* _Description of the task_
Every line of the records below should be restated exactly.

* _Dataset_
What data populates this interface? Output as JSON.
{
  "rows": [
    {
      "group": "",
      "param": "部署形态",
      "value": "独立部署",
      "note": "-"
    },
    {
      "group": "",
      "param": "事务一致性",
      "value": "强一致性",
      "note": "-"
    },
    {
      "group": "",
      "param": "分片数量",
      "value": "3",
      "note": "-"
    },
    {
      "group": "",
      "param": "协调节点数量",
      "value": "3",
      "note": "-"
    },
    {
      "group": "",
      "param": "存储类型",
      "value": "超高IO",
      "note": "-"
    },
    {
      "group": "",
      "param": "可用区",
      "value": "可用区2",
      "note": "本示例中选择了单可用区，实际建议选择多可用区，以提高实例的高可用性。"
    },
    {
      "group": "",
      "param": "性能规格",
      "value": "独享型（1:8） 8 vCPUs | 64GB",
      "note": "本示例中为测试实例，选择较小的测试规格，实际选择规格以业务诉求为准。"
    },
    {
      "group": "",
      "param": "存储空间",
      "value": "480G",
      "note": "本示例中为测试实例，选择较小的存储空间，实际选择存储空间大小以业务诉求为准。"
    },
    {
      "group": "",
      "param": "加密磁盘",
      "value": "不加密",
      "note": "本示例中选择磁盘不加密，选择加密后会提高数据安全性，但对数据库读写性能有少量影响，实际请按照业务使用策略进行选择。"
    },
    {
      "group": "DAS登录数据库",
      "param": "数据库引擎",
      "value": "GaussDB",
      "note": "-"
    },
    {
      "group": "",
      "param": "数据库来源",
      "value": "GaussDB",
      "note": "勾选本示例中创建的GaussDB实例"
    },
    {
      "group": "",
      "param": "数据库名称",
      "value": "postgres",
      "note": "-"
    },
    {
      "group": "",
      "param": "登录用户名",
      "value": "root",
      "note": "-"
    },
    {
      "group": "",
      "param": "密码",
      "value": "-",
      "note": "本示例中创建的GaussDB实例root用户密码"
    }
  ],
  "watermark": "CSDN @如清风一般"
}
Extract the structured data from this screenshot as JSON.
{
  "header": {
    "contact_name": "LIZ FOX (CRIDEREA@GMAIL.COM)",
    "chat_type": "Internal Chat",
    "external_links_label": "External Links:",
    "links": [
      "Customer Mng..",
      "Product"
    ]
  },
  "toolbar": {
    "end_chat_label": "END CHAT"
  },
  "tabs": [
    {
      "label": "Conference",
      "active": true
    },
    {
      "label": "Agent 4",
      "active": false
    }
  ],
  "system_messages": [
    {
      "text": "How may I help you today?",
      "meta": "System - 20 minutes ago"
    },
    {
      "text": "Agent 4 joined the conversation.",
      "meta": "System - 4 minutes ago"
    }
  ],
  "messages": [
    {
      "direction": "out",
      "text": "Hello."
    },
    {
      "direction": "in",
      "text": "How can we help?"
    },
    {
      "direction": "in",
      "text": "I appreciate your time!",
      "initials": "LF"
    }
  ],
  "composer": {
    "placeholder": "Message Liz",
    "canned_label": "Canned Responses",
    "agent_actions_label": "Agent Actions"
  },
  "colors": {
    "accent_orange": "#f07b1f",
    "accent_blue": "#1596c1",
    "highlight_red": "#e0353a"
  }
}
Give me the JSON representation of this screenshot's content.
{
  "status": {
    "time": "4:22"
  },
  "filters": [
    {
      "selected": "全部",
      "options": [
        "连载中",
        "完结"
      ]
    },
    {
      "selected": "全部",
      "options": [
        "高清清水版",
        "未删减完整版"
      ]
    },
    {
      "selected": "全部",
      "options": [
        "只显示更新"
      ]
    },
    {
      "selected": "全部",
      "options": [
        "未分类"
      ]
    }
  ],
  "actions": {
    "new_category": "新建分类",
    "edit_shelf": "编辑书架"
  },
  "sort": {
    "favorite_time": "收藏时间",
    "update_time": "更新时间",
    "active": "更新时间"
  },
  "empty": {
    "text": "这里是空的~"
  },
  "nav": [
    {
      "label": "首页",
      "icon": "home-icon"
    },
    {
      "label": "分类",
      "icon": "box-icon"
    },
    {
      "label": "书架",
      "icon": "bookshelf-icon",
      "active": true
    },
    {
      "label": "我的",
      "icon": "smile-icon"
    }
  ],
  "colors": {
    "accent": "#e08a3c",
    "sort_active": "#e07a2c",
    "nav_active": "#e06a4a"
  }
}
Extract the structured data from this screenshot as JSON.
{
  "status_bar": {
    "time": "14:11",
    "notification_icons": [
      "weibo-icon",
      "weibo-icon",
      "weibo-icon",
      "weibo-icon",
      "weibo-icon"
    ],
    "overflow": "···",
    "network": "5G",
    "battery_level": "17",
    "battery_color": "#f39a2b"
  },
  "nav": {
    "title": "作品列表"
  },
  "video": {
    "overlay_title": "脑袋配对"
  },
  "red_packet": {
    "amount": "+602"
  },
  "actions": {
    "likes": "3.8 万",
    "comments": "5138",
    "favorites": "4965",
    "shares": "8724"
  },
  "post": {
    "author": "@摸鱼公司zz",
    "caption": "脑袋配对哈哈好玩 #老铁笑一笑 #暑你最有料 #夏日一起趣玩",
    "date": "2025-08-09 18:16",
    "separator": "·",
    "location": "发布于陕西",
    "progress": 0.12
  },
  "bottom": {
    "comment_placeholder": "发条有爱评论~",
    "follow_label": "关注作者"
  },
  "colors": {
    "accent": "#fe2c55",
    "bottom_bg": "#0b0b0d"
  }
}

* _Full output_
What data populates this interface? Output as JSON.
{
  "rows": [
    {
      "group": "",
      "param": "部署形态",
      "value": "独立部署",
      "note": "-"
    },
    {
      "group": "",
      "param": "事务一致性",
      "value": "强一致性",
      "note": "-"
    },
    {
      "group": "",
      "param": "分片数量",
      "value": "3",
      "note": "-"
    },
    {
      "group": "",
      "param": "协调节点数量",
      "value": "3",
      "note": "-"
    },
    {
      "group": "",
      "param": "存储类型",
      "value": "超高IO",
      "note": "-"
    },
    {
      "group": "",
      "param": "可用区",
      "value": "可用区2",
      "note": "本示例中选择了单可用区，实际建议选择多可用区，以提高实例的高可用性。"
    },
    {
      "group": "",
      "param": "性能规格",
      "value": "独享型（1:8） 8 vCPUs | 64GB",
      "note": "本示例中为测试实例，选择较小的测试规格，实际选择规格以业务诉求为准。"
    },
    {
      "group": "",
      "param": "存储空间",
      "value": "480G",
      "note": "本示例中为测试实例，选择较小的存储空间，实际选择存储空间大小以业务诉求为准。"
    },
    {
      "group": "",
      "param": "加密磁盘",
      "value": "不加密",
      "note": "本示例中选择磁盘不加密，选择加密后会提高数据安全性，但对数据库读写性能有少量影响，实际请按照业务使用策略进行选择。"
    },
    {
      "group": "DAS登录数据库",
      "param": "数据库引擎",
      "value": "GaussDB",
      "note": "-"
    },
    {
      "group": "",
      "param": "数据库来源",
      "value": "GaussDB",
      "note": "勾选本示例中创建的GaussDB实例"
    },
    {
      "group": "",
      "param": "数据库名称",
      "value": "postgres",
      "note": "-"
    },
    {
      "group": "",
      "param": "登录用户名",
      "value": "root",
      "note": "-"
    },
    {
      "group": "",
      "param": "密码",
      "value": "-",
      "note": "本示例中创建的GaussDB实例root用户密码"
    }
  ],
  "watermark": "CSDN @如清风一般"
}
Extract the structured data from this screenshot as JSON.
{
  "header": {
    "contact_name": "LIZ FOX (CRIDEREA@GMAIL.COM)",
    "chat_type": "Internal Chat",
    "external_links_label": "External Links:",
    "links": [
      "Customer Mng..",
      "Product"
    ]
  },
  "toolbar": {
    "end_chat_label": "END CHAT"
  },
  "tabs": [
    {
      "label": "Conference",
      "active": true
    },
    {
      "label": "Agent 4",
      "active": false
    }
  ],
  "system_messages": [
    {
      "text": "How may I help you today?",
      "meta": "System - 20 minutes ago"
    },
    {
      "text": "Agent 4 joined the conversation.",
      "meta": "System - 4 minutes ago"
    }
  ],
  "messages": [
    {
      "direction": "out",
      "text": "Hello."
    },
    {
      "direction": "in",
      "text": "How can we help?"
    },
    {
      "direction": "in",
      "text": "I appreciate your time!",
      "initials": "LF"
    }
  ],
  "composer": {
    "placeholder": "Message Liz",
    "canned_label": "Canned Responses",
    "agent_actions_label": "Agent Actions"
  },
  "colors": {
    "accent_orange": "#f07b1f",
    "accent_blue": "#1596c1",
    "highlight_red": "#e0353a"
  }
}
Give me the JSON representation of this screenshot's content.
{
  "status": {
    "time": "4:22"
  },
  "filters": [
    {
      "selected": "全部",
      "options": [
        "连载中",
        "完结"
      ]
    },
    {
      "selected": "全部",
      "options": [
        "高清清水版",
        "未删减完整版"
      ]
    },
    {
      "selected": "全部",
      "options": [
        "只显示更新"
      ]
    },
    {
      "selected": "全部",
      "options": [
        "未分类"
      ]
    }
  ],
  "actions": {
    "new_category": "新建分类",
    "edit_shelf": "编辑书架"
  },
  "sort": {
    "favorite_time": "收藏时间",
    "update_time": "更新时间",
    "active": "更新时间"
  },
  "empty": {
    "text": "这里是空的~"
  },
  "nav": [
    {
      "label": "首页",
      "icon": "home-icon"
    },
    {
      "label": "分类",
      "icon": "box-icon"
    },
    {
      "label": "书架",
      "icon": "bookshelf-icon",
      "active": true
    },
    {
      "label": "我的",
      "icon": "smile-icon"
    }
  ],
  "colors": {
    "accent": "#e08a3c",
    "sort_active": "#e07a2c",
    "nav_active": "#e06a4a"
  }
}
Extract the structured data from this screenshot as JSON.
{
  "status_bar": {
    "time": "14:11",
    "notification_icons": [
      "weibo-icon",
      "weibo-icon",
      "weibo-icon",
      "weibo-icon",
      "weibo-icon"
    ],
    "overflow": "···",
    "network": "5G",
    "battery_level": "17",
    "battery_color": "#f39a2b"
  },
  "nav": {
    "title": "作品列表"
  },
  "video": {
    "overlay_title": "脑袋配对"
  },
  "red_packet": {
    "amount": "+602"
  },
  "actions": {
    "likes": "3.8 万",
    "comments": "5138",
    "favorites": "4965",
    "shares": "8724"
  },
  "post": {
    "author": "@摸鱼公司zz",
    "caption": "脑袋配对哈哈好玩 #老铁笑一笑 #暑你最有料 #夏日一起趣玩",
    "date": "2025-08-09 18:16",
    "separator": "·",
    "location": "发布于陕西",
    "progress": 0.12
  },
  "bottom": {
    "comment_placeholder": "发条有爱评论~",
    "follow_label": "关注作者"
  },
  "colors": {
    "accent": "#fe2c55",
    "bottom_bg": "#0b0b0d"
  }
}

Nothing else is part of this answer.